Items listed in a dataset
★ ★ ★

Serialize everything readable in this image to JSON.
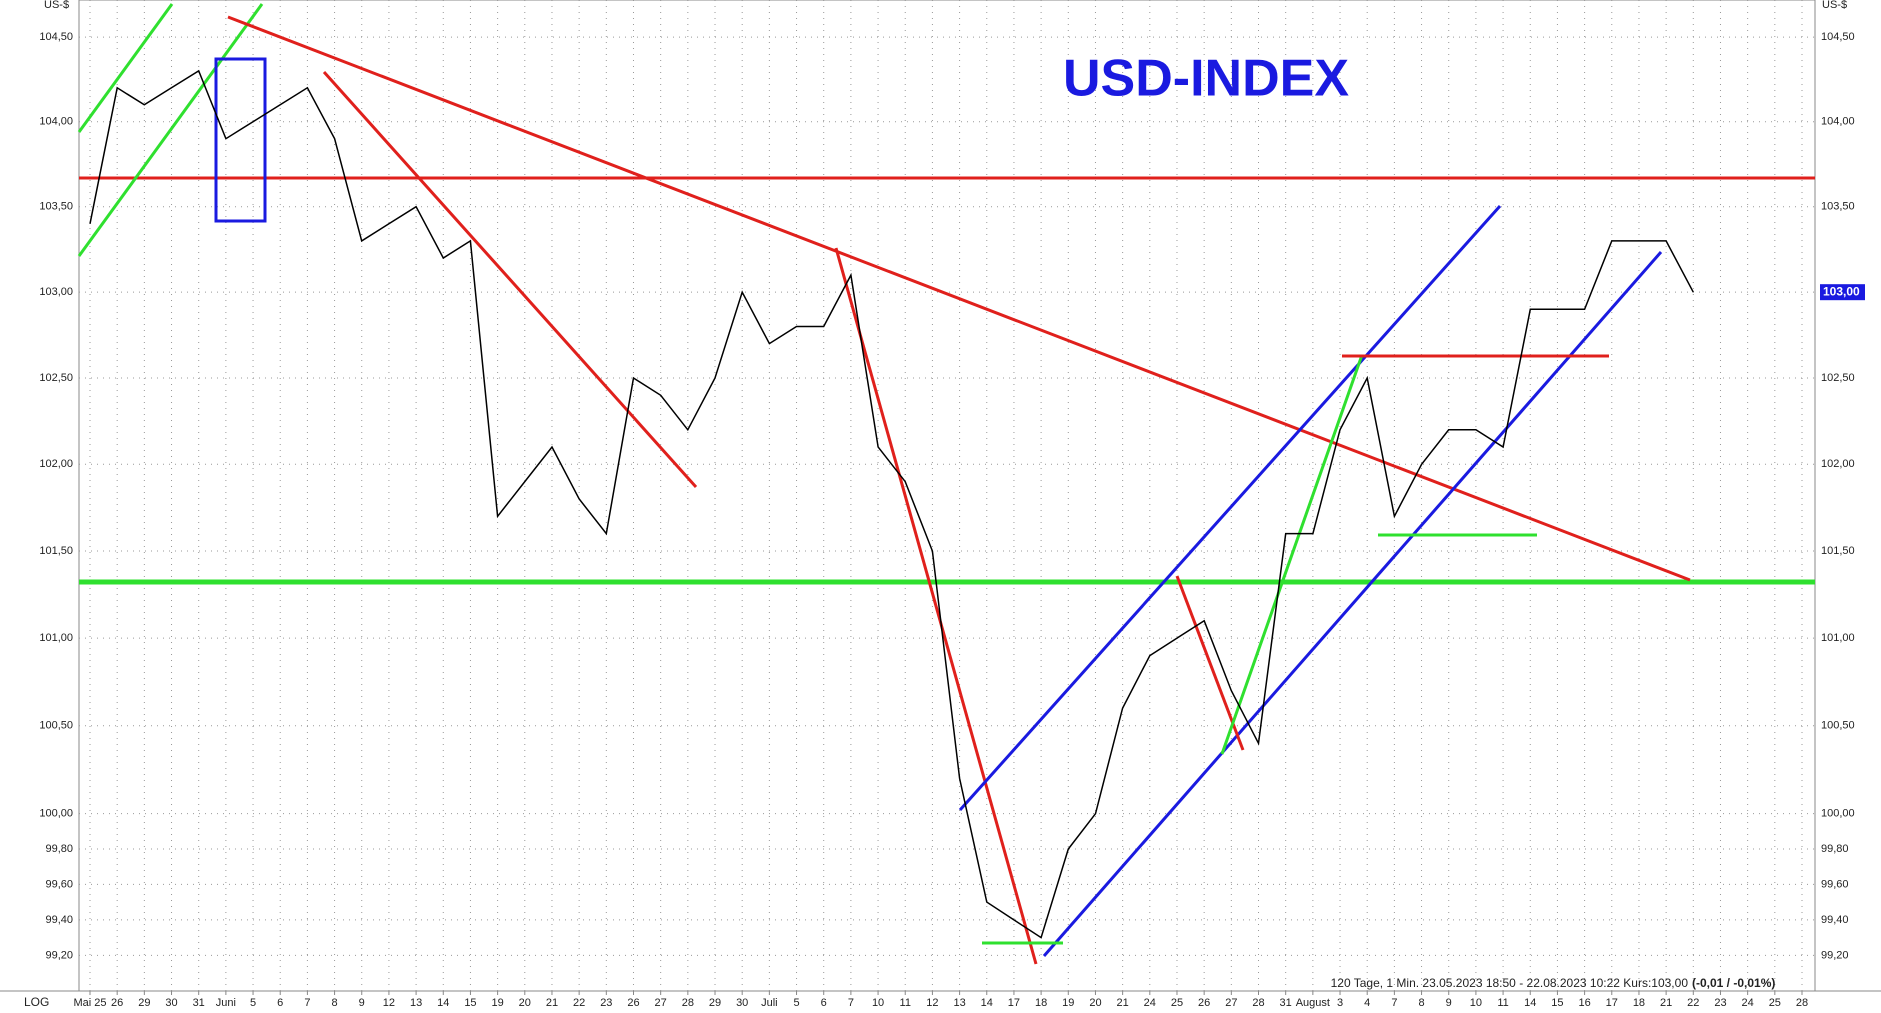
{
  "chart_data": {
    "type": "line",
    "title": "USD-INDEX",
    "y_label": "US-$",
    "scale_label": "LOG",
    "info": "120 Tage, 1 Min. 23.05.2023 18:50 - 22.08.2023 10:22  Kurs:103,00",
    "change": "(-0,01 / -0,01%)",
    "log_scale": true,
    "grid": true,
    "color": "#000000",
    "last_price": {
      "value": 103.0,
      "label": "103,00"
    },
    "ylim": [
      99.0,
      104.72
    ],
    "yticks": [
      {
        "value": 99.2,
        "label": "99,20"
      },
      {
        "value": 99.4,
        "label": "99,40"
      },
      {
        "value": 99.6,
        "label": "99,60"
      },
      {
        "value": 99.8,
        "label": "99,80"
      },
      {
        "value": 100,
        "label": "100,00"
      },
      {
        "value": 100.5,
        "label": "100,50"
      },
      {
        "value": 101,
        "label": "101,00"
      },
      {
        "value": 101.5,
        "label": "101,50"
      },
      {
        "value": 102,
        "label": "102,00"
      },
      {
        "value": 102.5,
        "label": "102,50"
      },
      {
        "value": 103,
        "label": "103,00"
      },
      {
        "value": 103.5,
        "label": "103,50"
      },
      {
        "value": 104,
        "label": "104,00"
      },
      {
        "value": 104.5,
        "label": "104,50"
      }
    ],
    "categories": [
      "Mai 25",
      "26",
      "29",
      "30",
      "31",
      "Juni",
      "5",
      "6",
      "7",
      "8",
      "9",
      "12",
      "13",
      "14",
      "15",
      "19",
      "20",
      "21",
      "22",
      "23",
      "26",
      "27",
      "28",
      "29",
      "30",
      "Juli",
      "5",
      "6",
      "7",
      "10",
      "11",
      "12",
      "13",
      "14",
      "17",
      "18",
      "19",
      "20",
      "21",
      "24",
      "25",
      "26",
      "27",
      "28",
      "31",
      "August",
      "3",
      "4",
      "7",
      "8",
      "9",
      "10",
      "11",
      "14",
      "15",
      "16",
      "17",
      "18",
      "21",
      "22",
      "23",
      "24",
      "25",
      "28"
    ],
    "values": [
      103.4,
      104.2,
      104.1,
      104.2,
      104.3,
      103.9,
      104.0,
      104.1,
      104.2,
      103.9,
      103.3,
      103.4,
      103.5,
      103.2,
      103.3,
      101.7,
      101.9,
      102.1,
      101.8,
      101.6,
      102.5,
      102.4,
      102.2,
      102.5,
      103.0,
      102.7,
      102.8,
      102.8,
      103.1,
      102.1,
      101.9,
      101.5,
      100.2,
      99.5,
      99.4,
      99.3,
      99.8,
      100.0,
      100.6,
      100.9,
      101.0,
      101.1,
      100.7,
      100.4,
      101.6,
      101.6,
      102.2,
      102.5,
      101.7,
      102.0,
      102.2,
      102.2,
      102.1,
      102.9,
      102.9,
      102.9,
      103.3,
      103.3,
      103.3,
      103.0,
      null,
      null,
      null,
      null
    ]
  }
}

★ ★ ★

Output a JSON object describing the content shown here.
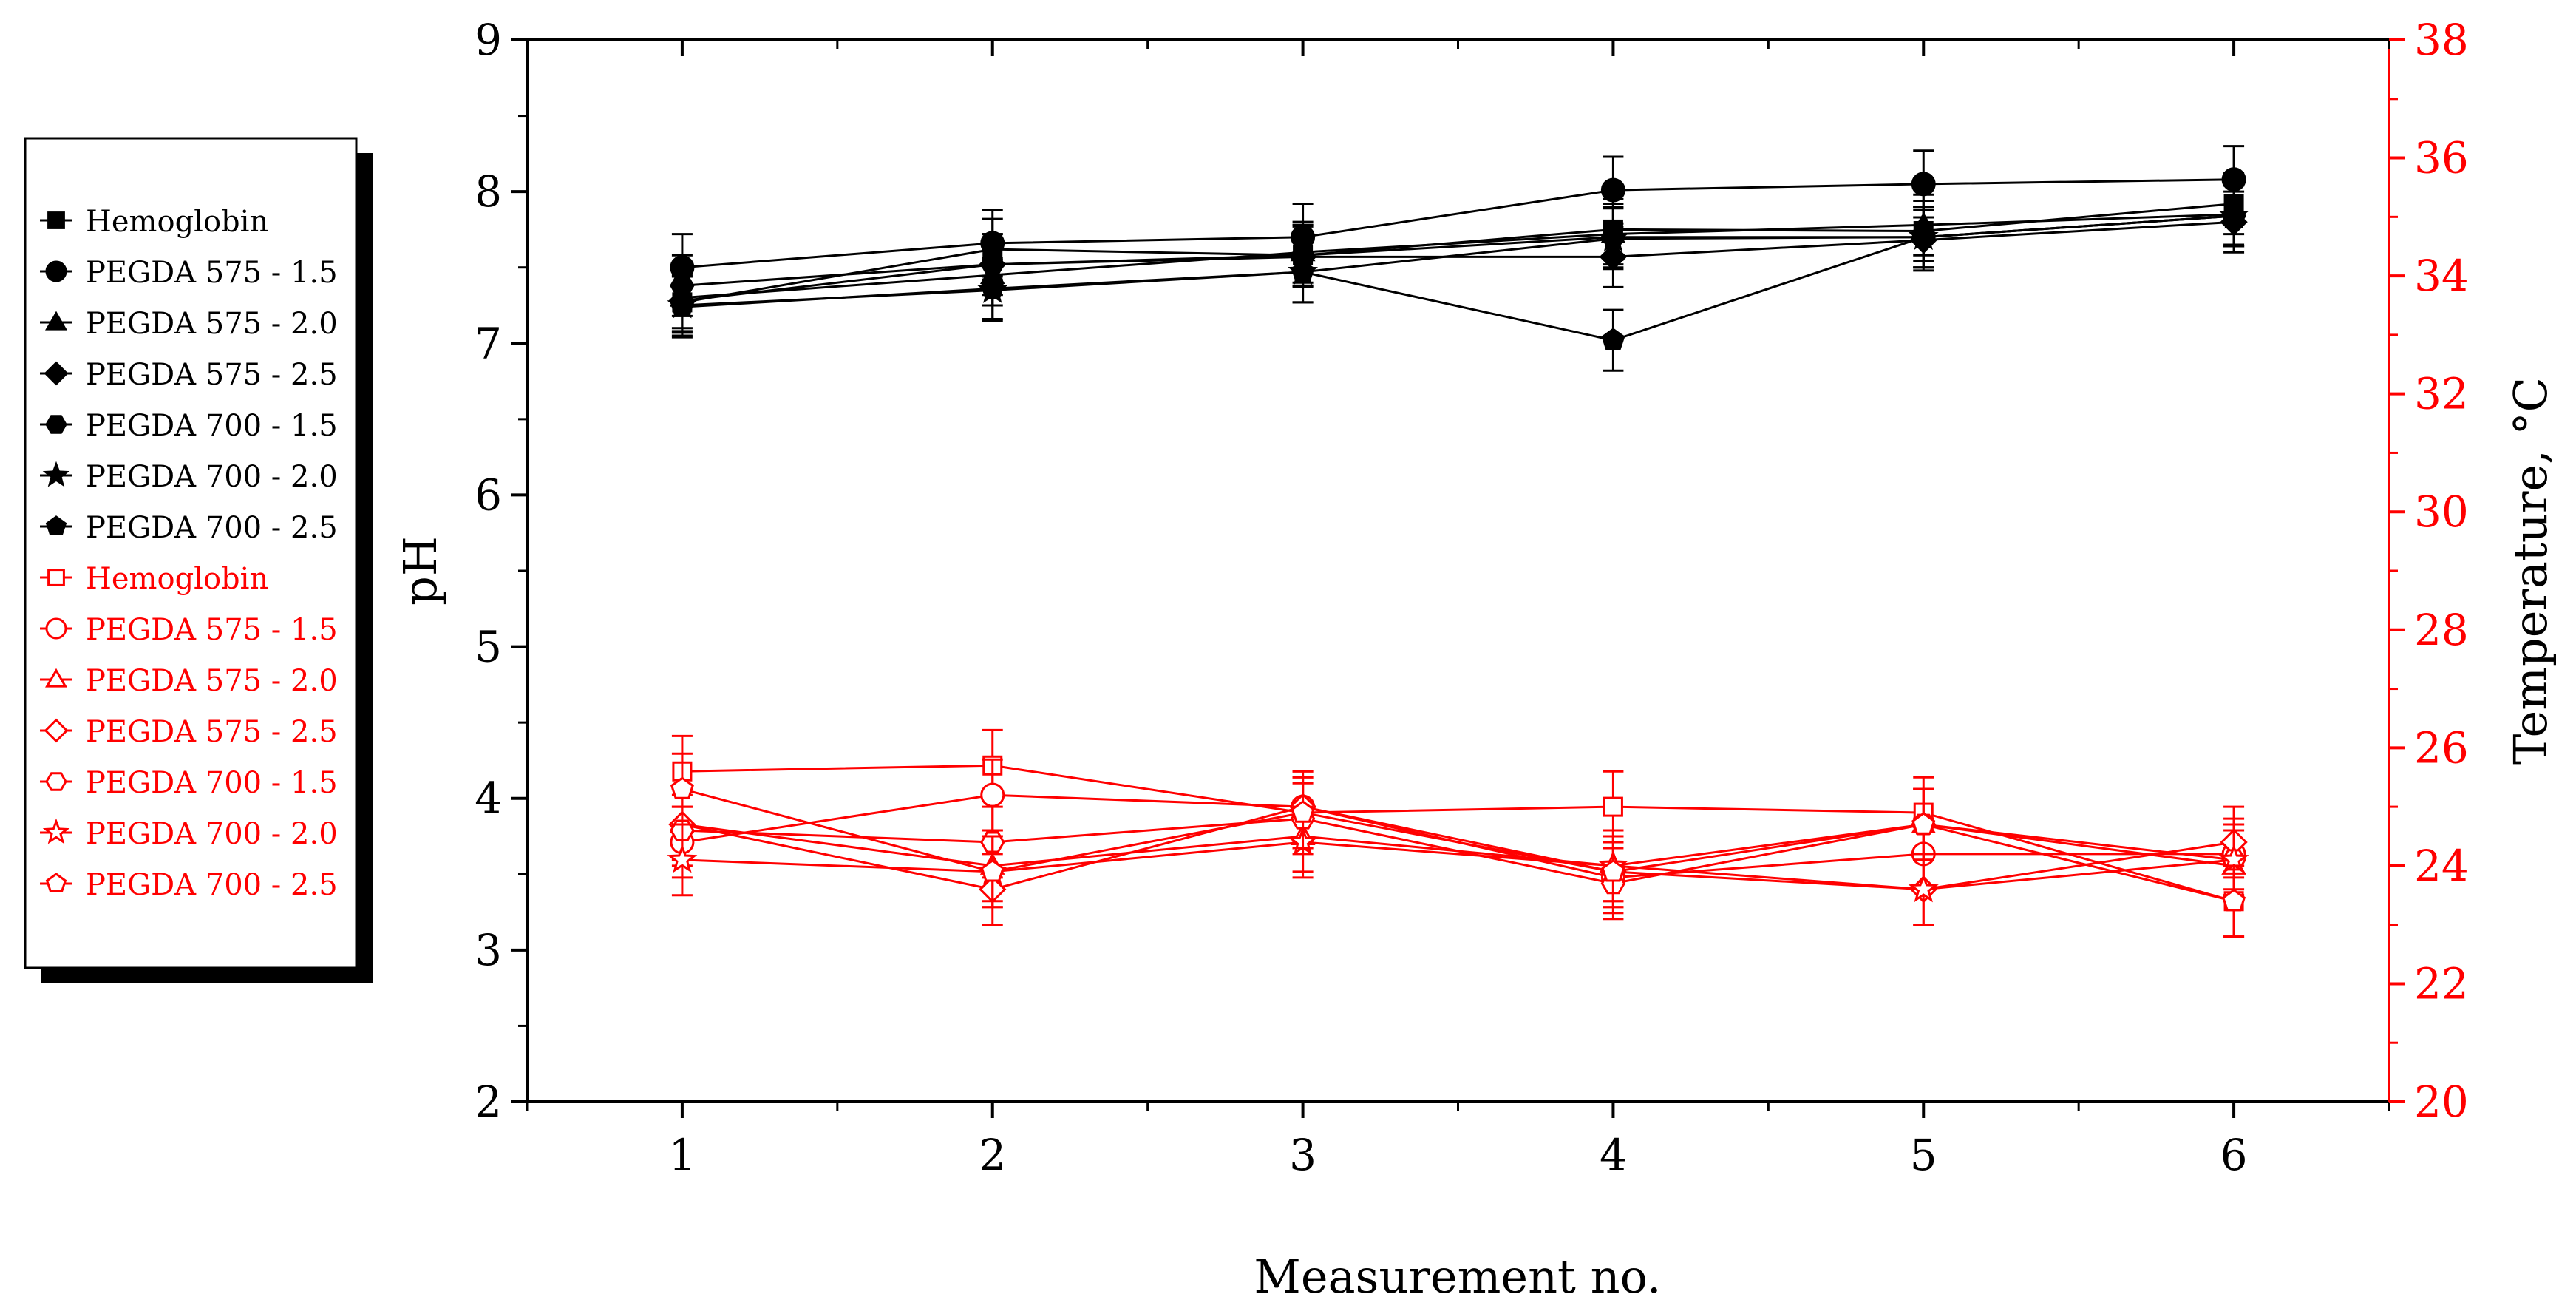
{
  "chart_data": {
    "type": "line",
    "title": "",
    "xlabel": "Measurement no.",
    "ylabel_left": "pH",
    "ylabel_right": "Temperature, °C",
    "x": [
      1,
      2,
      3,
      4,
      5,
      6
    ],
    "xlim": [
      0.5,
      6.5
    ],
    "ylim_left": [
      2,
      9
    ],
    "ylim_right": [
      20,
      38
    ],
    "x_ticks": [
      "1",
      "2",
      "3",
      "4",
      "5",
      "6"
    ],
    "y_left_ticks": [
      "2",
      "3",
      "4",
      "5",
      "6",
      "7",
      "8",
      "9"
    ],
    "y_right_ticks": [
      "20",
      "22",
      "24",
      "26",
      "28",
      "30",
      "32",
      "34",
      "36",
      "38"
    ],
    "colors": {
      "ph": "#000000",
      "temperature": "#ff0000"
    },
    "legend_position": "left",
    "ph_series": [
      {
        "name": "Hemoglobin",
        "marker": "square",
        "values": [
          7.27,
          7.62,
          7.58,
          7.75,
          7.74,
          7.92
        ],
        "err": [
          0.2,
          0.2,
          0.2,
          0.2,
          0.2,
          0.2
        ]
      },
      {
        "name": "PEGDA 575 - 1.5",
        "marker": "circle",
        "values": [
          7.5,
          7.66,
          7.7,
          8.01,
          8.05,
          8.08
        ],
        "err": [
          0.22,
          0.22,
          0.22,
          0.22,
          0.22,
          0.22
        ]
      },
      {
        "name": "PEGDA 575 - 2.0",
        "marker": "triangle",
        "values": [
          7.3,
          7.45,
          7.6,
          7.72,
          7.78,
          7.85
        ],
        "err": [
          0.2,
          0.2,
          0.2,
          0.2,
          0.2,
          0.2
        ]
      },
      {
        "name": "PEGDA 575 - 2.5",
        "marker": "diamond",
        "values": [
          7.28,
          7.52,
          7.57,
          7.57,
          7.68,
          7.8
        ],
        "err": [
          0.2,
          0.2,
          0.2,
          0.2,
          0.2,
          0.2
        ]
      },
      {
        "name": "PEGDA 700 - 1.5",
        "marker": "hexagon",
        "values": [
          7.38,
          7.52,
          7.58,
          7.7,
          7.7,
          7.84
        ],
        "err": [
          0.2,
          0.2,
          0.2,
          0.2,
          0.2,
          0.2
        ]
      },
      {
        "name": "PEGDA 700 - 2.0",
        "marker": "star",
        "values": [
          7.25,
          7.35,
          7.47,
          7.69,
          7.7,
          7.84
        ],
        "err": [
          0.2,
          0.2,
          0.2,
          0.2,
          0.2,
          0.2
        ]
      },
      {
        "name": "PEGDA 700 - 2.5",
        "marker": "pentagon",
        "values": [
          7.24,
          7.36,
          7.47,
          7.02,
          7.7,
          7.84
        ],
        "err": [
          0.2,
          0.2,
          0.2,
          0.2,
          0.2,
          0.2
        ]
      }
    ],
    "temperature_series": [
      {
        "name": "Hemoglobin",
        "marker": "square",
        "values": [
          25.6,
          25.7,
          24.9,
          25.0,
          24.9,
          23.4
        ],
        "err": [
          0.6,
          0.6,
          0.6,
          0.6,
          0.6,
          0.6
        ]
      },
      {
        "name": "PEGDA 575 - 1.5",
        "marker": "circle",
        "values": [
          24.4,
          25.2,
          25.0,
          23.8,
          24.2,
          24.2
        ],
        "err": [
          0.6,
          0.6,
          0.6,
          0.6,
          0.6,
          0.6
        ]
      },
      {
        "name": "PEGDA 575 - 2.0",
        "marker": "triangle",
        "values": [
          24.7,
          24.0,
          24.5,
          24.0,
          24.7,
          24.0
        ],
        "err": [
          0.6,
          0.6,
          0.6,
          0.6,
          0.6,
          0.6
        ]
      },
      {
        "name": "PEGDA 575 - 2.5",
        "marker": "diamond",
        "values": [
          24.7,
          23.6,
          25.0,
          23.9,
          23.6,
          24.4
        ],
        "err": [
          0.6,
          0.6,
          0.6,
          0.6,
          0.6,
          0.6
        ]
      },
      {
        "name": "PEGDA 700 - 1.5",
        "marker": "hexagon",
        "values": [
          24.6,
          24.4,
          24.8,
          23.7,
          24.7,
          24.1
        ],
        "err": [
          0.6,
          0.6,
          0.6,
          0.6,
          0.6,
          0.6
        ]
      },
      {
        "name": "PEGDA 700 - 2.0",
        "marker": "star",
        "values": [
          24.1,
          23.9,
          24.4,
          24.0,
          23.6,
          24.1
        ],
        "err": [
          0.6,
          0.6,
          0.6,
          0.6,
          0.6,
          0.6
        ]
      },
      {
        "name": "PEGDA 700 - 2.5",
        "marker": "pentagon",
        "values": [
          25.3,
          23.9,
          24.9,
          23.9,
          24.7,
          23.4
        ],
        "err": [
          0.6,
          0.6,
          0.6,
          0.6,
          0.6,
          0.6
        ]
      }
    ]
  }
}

★ ★ ★

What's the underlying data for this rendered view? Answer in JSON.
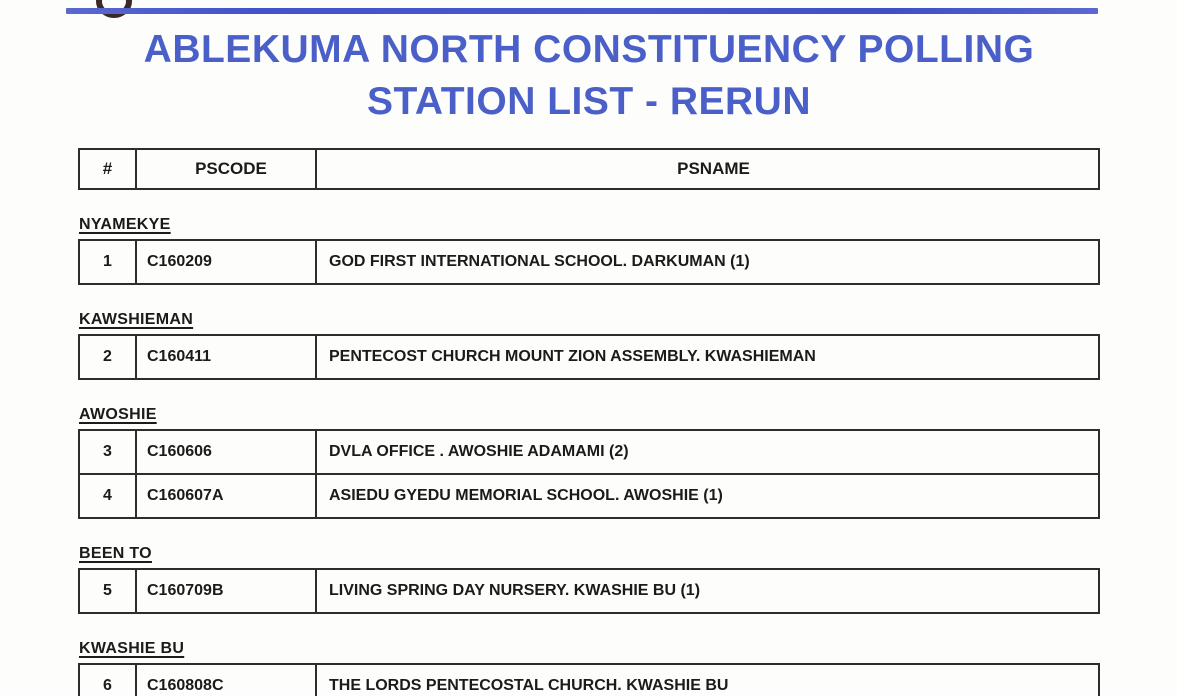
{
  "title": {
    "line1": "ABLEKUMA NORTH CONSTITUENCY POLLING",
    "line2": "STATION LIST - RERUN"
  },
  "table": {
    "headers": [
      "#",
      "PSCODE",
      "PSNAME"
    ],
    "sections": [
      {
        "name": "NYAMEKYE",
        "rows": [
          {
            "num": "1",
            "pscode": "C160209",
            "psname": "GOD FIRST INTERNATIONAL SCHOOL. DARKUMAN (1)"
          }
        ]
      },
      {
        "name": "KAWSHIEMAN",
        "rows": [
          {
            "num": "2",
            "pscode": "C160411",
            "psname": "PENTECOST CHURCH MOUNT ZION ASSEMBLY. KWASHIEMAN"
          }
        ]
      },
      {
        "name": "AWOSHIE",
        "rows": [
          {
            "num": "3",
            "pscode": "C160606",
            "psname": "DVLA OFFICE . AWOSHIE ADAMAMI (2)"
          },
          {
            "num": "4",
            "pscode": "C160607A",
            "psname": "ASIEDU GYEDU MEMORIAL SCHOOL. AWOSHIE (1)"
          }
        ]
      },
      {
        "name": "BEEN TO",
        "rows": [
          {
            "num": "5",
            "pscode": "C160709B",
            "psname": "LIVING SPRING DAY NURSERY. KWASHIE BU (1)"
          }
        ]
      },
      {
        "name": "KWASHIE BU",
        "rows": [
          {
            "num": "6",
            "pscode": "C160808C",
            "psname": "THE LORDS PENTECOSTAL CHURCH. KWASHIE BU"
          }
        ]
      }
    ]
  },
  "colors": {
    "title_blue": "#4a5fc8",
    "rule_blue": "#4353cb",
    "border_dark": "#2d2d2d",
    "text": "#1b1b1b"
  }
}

★ ★ ★

*Exercise brief:*
Which lines in the listing above hold the word "SCHOOL"? Show each of them.

*Result of the task:*
            "psname": "GOD FIRST INTERNATIONAL SCHOOL. DARKUMAN (1)"
            "psname": "ASIEDU GYEDU MEMORIAL SCHOOL. AWOSHIE (1)"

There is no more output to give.